▶ [Stated problem]: Find the word "with" in the data. Return every line where it appears.
━━━━
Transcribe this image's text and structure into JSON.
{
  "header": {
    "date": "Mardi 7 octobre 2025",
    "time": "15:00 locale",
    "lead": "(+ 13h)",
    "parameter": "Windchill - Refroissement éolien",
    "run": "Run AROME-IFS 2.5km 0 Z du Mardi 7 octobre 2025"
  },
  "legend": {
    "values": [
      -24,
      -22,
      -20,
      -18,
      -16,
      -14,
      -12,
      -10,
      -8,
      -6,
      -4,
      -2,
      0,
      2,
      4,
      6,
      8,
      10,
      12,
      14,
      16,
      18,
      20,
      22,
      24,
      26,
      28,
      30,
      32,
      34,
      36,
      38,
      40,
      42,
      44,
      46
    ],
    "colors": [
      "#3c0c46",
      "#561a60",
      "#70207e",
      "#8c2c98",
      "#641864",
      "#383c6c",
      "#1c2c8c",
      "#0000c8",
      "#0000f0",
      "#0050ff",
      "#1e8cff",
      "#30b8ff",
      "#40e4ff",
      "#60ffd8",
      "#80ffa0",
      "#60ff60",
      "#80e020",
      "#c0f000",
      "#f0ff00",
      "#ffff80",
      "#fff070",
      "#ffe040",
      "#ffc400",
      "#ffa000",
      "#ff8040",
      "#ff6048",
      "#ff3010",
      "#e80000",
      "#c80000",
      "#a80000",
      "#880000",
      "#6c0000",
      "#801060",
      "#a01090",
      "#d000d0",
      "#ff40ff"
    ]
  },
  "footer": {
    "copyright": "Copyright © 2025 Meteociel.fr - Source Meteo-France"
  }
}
━━━━
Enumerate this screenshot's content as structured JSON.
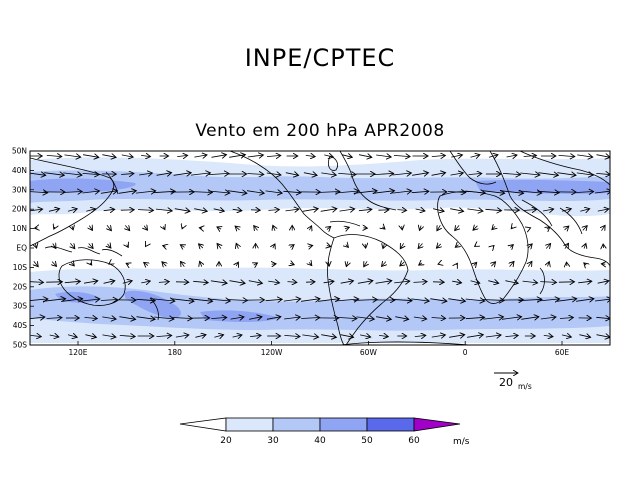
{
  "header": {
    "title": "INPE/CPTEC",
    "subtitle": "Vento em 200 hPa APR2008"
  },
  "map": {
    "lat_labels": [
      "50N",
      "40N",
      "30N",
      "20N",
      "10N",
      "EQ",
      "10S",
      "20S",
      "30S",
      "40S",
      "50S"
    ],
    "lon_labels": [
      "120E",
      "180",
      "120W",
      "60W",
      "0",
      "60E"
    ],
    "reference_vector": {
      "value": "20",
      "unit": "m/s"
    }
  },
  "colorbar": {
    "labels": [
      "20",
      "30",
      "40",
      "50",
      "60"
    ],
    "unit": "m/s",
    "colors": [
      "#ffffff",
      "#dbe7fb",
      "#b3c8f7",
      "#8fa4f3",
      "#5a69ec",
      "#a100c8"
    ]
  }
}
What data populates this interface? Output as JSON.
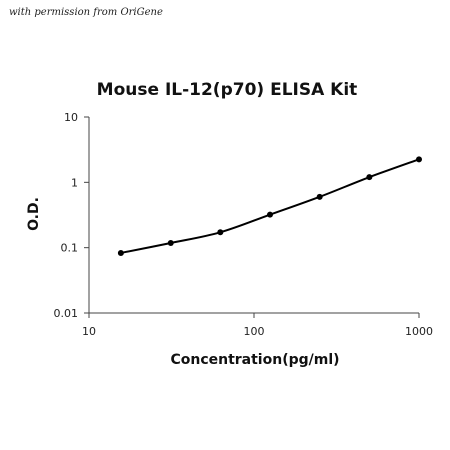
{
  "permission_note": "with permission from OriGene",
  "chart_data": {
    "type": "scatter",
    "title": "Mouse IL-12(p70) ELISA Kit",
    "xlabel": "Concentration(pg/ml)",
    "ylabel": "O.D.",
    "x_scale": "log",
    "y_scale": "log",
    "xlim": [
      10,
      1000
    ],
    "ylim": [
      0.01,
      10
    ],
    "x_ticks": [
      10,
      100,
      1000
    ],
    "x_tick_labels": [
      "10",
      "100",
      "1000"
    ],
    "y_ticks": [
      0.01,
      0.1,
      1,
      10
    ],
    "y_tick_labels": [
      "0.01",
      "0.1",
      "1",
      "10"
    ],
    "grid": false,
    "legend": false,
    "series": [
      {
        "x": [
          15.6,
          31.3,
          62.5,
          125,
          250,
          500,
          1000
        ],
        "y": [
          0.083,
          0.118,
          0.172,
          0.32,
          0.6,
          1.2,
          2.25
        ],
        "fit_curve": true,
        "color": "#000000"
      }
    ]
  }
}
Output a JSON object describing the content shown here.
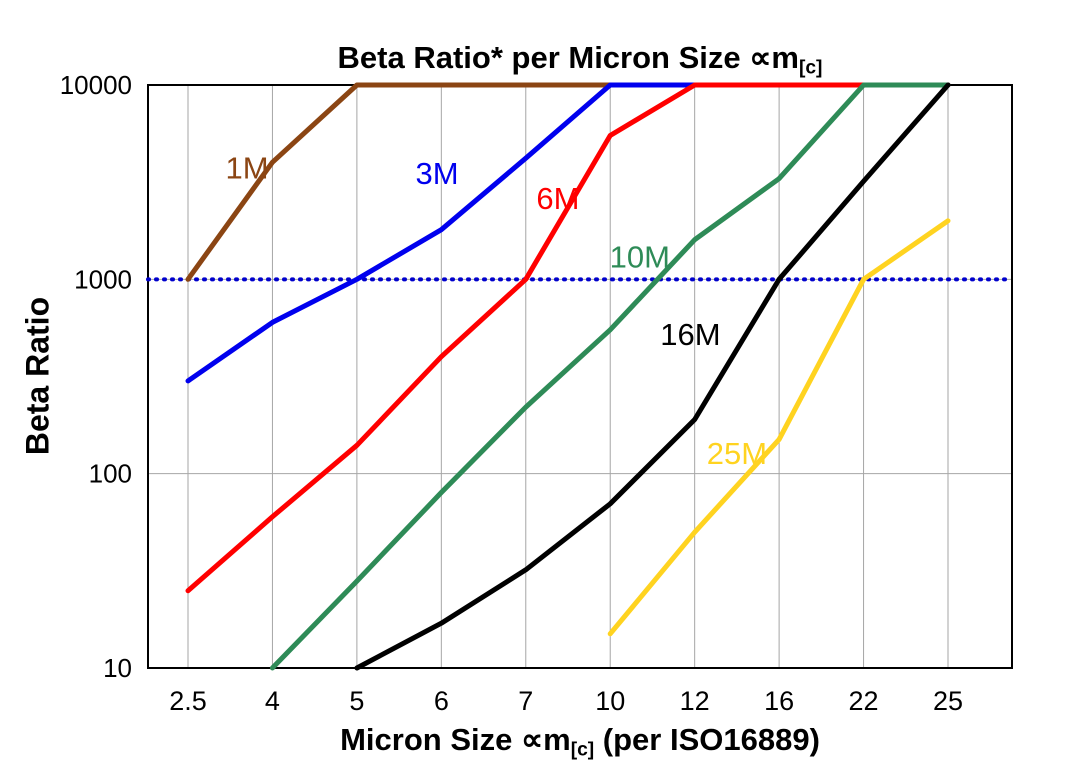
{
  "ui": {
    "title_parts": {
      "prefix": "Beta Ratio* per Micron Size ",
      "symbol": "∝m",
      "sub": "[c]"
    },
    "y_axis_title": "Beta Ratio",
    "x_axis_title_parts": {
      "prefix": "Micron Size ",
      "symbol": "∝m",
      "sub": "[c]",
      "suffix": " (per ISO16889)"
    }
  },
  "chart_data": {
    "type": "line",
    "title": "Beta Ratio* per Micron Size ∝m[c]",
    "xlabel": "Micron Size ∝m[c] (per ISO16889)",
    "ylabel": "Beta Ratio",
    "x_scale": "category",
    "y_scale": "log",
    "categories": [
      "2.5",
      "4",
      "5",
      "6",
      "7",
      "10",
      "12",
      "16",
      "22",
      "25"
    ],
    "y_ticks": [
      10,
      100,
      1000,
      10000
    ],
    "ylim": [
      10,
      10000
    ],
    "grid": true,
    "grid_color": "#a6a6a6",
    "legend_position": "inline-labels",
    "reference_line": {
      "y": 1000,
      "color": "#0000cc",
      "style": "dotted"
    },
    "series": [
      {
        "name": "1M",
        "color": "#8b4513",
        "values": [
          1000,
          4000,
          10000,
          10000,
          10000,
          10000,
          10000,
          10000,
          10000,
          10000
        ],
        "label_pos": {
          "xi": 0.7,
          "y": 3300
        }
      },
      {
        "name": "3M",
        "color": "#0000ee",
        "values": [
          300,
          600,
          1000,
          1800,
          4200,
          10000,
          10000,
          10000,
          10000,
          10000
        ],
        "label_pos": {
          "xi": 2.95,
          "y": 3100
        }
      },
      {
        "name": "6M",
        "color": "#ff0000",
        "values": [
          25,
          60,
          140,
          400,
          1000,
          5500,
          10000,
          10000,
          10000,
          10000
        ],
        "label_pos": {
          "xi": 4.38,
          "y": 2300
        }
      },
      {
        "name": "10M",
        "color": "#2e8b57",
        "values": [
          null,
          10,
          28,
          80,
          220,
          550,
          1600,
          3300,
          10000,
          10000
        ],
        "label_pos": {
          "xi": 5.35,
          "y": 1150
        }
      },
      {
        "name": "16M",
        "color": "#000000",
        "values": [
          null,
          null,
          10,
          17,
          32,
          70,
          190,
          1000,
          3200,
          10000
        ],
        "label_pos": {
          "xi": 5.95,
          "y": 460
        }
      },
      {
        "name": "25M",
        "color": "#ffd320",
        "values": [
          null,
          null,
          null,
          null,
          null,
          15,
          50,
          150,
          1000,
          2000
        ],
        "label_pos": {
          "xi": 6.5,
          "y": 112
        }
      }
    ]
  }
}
━━━━
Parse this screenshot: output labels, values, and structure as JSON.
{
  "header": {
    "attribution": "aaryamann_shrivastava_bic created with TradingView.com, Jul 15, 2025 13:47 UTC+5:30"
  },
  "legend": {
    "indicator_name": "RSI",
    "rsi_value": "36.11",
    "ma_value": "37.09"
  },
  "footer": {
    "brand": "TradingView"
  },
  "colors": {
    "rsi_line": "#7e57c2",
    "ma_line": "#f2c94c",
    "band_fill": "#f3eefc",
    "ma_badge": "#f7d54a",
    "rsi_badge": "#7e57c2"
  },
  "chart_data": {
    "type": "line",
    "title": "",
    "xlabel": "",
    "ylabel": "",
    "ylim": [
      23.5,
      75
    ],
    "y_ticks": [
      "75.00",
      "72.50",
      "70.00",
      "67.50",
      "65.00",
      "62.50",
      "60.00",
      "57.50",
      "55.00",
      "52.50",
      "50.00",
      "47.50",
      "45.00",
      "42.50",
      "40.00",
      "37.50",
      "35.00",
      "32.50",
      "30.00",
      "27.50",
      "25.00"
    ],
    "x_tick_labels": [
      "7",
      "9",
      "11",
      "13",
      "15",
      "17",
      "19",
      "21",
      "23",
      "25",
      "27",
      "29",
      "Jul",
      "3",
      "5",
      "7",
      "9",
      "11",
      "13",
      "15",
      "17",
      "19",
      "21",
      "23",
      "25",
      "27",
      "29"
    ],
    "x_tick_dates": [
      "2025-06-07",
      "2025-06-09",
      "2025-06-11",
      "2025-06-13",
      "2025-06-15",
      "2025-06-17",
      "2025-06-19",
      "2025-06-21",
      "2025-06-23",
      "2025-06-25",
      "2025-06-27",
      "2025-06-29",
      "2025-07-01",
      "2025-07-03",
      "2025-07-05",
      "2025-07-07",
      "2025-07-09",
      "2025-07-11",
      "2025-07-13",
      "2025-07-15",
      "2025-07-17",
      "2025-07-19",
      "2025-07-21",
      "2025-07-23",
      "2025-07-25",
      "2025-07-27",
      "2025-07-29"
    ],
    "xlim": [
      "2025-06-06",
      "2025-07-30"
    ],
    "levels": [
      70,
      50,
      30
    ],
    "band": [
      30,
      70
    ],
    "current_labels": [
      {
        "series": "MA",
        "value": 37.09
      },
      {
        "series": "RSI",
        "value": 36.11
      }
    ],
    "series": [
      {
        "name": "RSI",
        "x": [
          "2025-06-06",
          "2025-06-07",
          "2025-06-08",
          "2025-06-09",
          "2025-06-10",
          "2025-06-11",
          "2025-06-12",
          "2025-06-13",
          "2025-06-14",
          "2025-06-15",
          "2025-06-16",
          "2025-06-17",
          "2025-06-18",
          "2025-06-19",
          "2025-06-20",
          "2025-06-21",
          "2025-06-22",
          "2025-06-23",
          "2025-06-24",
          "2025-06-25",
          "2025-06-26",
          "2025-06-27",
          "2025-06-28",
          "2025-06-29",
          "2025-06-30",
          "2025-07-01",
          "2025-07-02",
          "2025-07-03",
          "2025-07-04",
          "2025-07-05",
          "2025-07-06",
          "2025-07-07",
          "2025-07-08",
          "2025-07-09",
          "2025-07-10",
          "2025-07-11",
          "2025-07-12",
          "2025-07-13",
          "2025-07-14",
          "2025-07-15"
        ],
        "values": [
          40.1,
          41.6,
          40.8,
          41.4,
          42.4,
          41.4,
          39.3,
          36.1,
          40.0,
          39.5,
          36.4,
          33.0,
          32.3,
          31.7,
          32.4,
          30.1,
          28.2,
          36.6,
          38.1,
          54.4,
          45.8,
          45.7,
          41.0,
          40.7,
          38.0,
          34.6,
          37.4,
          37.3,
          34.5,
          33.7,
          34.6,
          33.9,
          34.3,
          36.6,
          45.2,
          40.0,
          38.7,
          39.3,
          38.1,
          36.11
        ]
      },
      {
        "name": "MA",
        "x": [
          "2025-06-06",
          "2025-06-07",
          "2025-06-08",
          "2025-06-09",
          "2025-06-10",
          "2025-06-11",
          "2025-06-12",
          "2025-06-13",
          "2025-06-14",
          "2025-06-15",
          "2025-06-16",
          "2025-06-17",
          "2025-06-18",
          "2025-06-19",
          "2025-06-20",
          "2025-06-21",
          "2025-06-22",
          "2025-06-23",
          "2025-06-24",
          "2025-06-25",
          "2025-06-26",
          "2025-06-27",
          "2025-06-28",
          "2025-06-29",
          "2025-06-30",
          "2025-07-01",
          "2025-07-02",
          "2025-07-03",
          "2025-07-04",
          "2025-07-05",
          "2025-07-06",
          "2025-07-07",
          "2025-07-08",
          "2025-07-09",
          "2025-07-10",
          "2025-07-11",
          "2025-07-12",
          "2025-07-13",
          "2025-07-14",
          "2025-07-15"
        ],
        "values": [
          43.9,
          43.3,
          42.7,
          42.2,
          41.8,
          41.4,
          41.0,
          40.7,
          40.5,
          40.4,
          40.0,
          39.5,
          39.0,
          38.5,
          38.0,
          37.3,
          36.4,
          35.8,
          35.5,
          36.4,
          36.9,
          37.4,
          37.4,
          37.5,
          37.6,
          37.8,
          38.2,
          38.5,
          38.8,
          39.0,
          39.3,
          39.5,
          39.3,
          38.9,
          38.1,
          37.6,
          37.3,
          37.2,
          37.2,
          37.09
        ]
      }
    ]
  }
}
━━━━
▶ [Task answer]:
  "permission_note": "with permission from OriGene",
    "attribution": "aaryamann_shrivastava_bic created with TradingView.com, Jul 15, 2025 13:47 UTC+5:30"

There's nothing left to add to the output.